__Text for analysis__
***

PebblePost
- Industry: Marketing Technology
- Founded: October 1, 2014
- Founders: Lewis Gersh Tom Gibbons Robert Victor
- Headquarters: New York, NY
- Services: marketing and mailing services

= PebblePost =

American marking technology company

PebblePost is a New York-based marketing technology company founded by Lewis Gersh, Tom Gibbons and Robert Victor in 2014. The company invented a marketing channel called Programmatic Direct Mail, which takes online web browsing intent data to send relevant direct mail. PebblePost was selected for The ARF's First Innovators A-List and named in the 2016 list of the 100 Most Exciting Startups.

==History==
The company was founded by Lewis Gersh, Tom Gibbons and Robert Victor in 2014 and is headquartered in New York. Gersh has stated that at first the company had trouble finding support and was "mostly kicked to the curb with it" but the founders persisted, raising a successful seed round followed by the release of their Programmatic Direct Mail technology platform.

In 2018 PebblePost gathered support and funds from Advance Venture Partners, Capital One Growth Ventures and other investors to close out the company's Series C round, which totaled $31 million. PebblePost has also received funding from RRE, Greycroft, Tribeca Venture Partners, and other investors in digital media.

The company has filed for a number of various utility patents on the manufacturing of privacy complaint, targeted direct mail, which are pending for their digital-to-direct mail technology. In addition, PebblePost was granted the trademark for “Programmatic Direct Mail” on March 22, 2016. PebblePost currently has approximately 51-200 employees and is headquartered in the NoHo neighborhood of New York City.

==Functions==
PebblePost is a digital-to-direct mail marketing platform that provides brands with a medium to reach
shoppers at home with highly targeted mail. PebblePost operates by using clickstream data
from brand's website visitors to help brands determine which customers are most likely to be interested in certain products at a given time, and then sends branded mail to them within 12–24 hours every day.

==Reception==
PebblePost received positive reception with the release of the Programmatic Direct Mail platform, signing over 100 brand partners as well as a listing in ARF's First Innovators A-List. PebblePost was also included in another list of "Most Exciting Startups in New York" by the Berlin-based business magazine The Hundert, which included Business Insider's Henry Blodget and Karl-Theodor zu Guttenberg, chairman of Spitzer Partners as judges.

Programmatic Direct Mail has been recognized by the United States Postal Service as part of "the next generation of direct mail". Business Wire praised PebblePost as the first company to unite the power of digital advertising and the performance of physical mail. Forbes Magazine noted PebblePost's fast growth and expansion in its ventures. Kimberly Collins of the website ClickZ featured PebblePost in its "Martech Company of the Week", calling it "one technology that might be cutting through the noise."

***

[Dataset entries]
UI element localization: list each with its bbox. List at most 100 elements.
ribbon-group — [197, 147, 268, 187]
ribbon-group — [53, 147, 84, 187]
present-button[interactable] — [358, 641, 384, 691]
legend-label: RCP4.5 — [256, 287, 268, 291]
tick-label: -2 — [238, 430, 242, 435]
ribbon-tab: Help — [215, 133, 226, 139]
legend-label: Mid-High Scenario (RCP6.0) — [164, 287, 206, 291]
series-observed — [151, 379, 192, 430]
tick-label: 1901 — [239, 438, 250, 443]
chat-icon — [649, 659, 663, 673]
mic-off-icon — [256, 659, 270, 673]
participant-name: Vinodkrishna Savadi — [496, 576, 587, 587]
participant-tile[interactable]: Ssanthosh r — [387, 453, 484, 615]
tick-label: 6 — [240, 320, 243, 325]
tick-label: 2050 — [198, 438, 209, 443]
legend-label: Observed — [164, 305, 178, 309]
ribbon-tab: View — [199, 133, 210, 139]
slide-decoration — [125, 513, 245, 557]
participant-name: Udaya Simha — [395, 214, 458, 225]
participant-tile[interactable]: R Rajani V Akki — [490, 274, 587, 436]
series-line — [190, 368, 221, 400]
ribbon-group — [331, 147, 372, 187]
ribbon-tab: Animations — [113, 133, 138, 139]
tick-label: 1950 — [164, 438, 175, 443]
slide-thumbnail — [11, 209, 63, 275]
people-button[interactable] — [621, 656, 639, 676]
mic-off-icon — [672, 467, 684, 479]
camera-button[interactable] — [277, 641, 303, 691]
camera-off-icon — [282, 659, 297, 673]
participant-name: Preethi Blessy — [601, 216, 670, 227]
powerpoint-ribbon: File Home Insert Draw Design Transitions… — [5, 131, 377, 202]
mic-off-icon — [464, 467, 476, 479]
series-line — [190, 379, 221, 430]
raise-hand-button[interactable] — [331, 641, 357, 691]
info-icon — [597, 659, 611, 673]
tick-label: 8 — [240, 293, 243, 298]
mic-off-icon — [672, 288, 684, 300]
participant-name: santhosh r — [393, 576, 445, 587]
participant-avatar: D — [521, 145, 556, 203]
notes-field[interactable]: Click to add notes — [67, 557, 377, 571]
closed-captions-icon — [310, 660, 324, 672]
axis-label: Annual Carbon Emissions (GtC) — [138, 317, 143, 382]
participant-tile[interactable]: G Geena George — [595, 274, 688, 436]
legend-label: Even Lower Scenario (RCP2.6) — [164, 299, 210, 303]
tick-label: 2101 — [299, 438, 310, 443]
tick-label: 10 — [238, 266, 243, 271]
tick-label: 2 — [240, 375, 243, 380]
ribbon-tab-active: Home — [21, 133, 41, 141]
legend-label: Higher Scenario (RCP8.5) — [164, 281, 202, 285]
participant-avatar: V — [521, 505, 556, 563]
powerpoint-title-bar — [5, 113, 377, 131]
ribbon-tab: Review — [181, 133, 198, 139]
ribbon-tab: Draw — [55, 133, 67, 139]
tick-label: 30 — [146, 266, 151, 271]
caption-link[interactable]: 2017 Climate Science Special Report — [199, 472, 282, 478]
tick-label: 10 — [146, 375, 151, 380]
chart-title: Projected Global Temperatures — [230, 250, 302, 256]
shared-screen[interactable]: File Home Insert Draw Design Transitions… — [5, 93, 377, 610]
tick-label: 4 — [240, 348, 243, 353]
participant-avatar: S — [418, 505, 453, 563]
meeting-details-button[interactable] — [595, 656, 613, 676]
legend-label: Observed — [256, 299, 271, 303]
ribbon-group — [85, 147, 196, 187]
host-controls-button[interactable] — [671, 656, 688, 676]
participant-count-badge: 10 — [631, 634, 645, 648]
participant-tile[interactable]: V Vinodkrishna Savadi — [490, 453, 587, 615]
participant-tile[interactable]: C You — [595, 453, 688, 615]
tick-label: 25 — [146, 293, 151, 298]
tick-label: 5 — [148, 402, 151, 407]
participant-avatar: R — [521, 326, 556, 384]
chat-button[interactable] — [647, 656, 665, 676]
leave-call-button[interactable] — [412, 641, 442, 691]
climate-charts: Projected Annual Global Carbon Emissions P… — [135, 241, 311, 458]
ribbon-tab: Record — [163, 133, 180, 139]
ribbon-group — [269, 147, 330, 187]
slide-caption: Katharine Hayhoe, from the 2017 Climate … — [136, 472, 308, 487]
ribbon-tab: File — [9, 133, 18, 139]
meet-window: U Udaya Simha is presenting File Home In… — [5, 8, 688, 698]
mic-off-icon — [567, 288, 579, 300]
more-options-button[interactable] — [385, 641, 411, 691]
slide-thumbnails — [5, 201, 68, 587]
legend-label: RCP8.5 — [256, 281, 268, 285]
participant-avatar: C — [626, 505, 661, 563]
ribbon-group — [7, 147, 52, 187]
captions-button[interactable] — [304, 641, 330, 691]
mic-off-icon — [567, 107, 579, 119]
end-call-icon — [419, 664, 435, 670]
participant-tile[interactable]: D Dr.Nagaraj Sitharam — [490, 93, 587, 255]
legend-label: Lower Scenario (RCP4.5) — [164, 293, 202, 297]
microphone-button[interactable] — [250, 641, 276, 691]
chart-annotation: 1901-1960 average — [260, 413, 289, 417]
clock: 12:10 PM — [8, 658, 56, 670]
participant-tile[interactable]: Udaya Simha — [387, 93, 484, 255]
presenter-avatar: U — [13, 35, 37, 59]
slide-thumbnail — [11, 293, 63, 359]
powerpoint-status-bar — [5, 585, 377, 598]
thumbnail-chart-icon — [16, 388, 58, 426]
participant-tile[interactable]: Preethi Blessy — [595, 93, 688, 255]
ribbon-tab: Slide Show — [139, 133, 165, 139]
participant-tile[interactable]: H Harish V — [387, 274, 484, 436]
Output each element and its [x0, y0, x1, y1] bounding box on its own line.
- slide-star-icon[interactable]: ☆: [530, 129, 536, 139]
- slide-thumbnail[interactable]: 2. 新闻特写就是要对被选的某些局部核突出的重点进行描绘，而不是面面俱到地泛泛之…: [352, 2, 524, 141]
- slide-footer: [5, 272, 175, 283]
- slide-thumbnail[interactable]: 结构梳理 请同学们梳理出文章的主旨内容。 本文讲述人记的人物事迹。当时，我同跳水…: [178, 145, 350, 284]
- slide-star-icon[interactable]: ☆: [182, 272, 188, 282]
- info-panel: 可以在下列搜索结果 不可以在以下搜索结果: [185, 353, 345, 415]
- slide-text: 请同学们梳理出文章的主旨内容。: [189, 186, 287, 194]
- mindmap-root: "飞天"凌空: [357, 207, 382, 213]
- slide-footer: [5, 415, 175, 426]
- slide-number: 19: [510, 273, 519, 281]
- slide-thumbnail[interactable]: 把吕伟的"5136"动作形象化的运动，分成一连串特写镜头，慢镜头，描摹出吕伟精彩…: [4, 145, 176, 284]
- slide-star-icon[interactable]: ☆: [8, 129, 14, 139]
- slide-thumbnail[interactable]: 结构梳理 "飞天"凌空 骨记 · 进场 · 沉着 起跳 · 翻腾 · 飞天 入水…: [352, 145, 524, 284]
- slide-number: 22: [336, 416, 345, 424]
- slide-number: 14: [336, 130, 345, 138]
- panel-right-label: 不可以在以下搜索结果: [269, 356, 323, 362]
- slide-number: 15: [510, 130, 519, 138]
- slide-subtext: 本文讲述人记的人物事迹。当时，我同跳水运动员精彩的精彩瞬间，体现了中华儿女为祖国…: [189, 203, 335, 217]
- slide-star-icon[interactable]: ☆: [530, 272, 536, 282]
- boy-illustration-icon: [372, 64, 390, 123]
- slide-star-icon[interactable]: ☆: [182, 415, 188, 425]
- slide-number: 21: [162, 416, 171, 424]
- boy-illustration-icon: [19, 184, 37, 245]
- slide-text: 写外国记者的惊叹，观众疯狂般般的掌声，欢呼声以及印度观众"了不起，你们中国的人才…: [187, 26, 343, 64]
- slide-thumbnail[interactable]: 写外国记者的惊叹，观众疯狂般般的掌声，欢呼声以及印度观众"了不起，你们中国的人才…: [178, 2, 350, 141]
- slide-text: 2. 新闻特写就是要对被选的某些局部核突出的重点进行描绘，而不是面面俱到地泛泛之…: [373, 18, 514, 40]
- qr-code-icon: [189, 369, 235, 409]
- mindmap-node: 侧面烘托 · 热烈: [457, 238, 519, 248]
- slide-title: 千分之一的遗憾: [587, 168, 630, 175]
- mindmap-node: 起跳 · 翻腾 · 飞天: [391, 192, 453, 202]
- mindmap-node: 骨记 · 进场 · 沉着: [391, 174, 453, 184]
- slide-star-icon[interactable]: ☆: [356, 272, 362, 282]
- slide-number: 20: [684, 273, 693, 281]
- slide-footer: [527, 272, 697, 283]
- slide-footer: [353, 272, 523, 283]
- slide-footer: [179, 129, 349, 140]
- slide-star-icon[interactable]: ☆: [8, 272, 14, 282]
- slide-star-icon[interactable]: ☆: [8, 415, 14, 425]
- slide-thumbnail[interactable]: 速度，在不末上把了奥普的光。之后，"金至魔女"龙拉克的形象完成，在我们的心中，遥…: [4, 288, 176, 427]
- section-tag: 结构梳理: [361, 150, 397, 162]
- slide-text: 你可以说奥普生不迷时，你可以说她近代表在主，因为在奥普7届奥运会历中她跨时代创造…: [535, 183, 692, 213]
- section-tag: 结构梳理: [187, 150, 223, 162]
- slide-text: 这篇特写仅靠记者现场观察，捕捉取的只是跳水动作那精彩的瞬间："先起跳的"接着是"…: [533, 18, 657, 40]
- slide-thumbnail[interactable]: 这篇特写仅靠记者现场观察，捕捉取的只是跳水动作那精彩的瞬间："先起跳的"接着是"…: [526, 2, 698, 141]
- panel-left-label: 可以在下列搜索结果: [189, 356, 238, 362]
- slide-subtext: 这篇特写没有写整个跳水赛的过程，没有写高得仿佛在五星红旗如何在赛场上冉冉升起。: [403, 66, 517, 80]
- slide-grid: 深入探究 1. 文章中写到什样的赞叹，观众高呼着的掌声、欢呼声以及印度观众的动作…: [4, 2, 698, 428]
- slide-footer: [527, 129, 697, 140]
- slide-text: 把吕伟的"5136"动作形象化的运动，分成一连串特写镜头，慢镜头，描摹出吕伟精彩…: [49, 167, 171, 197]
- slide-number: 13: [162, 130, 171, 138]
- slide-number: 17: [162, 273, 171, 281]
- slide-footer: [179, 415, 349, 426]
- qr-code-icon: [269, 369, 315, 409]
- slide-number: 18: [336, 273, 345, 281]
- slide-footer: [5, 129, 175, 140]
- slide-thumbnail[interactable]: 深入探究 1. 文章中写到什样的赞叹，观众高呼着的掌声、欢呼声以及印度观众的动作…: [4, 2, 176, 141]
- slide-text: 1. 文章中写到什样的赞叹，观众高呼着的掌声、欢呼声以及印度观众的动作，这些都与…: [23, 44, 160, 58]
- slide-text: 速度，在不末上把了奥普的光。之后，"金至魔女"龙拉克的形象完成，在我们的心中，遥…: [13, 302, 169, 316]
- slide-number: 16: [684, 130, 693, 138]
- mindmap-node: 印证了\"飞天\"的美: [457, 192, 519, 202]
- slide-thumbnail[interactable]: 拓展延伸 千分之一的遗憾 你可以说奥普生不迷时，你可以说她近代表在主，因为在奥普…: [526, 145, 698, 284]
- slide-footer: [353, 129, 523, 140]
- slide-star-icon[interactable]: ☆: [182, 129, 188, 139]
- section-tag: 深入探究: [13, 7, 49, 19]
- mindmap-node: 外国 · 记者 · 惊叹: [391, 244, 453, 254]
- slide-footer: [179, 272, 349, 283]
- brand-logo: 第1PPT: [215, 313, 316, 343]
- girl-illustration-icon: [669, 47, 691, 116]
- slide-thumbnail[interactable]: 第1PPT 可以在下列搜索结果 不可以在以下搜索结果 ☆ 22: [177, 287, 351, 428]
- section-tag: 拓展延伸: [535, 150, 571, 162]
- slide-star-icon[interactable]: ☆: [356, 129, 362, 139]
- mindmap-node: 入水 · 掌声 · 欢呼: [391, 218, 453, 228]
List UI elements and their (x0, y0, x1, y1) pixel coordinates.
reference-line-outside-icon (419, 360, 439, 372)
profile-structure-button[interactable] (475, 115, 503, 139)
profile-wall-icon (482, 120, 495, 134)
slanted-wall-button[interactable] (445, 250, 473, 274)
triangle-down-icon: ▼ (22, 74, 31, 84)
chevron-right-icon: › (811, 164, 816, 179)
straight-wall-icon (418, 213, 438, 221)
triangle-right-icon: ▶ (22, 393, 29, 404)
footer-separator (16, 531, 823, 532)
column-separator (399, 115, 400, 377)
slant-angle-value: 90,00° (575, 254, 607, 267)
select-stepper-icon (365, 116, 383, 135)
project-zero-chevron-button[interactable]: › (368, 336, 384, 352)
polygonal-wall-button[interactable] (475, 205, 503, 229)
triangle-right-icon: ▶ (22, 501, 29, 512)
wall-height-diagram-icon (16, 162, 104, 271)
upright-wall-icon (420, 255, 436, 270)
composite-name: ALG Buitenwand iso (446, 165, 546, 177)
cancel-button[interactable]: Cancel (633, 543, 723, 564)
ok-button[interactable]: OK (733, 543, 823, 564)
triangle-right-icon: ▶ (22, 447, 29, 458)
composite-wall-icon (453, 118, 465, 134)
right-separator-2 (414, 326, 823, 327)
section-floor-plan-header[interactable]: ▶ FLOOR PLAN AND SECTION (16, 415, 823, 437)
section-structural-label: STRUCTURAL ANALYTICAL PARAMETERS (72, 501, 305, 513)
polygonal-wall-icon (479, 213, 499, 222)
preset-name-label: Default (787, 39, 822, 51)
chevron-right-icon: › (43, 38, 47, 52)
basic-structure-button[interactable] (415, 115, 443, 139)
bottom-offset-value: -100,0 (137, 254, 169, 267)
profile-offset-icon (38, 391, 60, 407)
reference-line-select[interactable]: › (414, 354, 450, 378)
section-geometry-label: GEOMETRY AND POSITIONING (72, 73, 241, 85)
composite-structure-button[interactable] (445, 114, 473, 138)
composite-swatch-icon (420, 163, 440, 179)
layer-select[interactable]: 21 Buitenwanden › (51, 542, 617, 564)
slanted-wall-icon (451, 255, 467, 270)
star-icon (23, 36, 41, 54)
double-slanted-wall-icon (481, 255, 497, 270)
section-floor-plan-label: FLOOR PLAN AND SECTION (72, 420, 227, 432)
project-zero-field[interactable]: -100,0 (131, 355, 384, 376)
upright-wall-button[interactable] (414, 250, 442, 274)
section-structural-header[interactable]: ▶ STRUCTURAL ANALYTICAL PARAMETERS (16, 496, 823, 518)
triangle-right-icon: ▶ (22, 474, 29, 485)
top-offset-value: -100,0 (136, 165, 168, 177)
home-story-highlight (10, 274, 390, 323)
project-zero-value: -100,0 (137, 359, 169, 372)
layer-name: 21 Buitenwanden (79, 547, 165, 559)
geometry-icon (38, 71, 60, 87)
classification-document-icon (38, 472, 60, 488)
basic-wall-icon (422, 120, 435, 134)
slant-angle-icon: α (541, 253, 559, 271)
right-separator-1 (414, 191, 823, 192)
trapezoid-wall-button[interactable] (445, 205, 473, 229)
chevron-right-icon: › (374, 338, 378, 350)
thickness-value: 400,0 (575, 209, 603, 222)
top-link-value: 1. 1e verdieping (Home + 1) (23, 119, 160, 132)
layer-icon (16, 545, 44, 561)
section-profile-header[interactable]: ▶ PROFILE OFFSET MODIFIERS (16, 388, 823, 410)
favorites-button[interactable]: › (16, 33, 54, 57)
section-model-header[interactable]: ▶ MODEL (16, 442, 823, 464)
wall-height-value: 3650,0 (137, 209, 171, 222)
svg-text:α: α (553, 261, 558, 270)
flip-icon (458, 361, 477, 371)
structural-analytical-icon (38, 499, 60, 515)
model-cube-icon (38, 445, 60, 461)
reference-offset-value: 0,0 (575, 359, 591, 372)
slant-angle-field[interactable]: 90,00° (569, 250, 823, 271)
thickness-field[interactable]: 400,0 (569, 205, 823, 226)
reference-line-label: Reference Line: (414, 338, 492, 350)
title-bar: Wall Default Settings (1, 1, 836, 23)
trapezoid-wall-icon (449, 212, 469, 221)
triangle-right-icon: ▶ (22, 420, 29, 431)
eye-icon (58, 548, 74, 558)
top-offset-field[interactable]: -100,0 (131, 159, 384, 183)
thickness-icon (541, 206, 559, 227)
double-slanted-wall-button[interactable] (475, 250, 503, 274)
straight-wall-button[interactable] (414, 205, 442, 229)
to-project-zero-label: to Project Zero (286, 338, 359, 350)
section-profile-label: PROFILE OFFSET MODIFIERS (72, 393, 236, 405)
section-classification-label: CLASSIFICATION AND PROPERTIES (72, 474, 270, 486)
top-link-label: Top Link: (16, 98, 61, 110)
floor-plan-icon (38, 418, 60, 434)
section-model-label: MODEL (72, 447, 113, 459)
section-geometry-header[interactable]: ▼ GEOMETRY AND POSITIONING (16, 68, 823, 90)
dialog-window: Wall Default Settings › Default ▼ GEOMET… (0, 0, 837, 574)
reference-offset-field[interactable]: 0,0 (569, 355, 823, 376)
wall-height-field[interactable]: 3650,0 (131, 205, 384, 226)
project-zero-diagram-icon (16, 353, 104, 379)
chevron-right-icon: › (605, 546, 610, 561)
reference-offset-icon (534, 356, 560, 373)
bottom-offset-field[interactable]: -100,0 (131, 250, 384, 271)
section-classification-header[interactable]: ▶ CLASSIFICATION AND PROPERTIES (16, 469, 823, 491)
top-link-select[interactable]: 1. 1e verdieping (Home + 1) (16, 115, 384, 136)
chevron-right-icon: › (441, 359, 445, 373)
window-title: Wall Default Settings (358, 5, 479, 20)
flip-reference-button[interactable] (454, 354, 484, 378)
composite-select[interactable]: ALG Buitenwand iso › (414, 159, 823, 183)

***

__Task requirements__
1 > Do the following statements agree with the text about PebblePost? Answer yes or no for each and quote the words of the text that decide it.
(a) PebblePost's Series C round, closed in 2018, totaled $31 million.
(b) PebblePost sends branded mail to likely customers within 48 hours.
(c) The magazine The Hundert is based in London.
2 > Return the part of the text about PebblePost from "In 2018 PebblePost" up to and including "New York City.", copied word for word.

__Expected outputs__
1 >
(a) Yes: "In 2018 PebblePost gathered support and funds from Advance Venture Partners, Capital One Growth Ventures and other investors to close out the company's Series C round, which totaled $31 million."
(b) No: "and then sends branded mail to them within 12–24 hours every day."
(c) No: "the Berlin-based business magazine The Hundert"

2 >
In 2018 PebblePost gathered support and funds from Advance Venture Partners, Capital One Growth Ventures and other investors to close out the company's Series C round, which totaled $31 million. PebblePost has also received funding from RRE, Greycroft, Tribeca Venture Partners, and other investors in digital media.

The company has filed for a number of various utility patents on the manufacturing of privacy complaint, targeted direct mail, which are pending for their digital-to-direct mail technology. In addition, PebblePost was granted the trademark for “Programmatic Direct Mail” on March 22, 2016. PebblePost currently has approximately 51-200 employees and is headquartered in the NoHo neighborhood of New York City.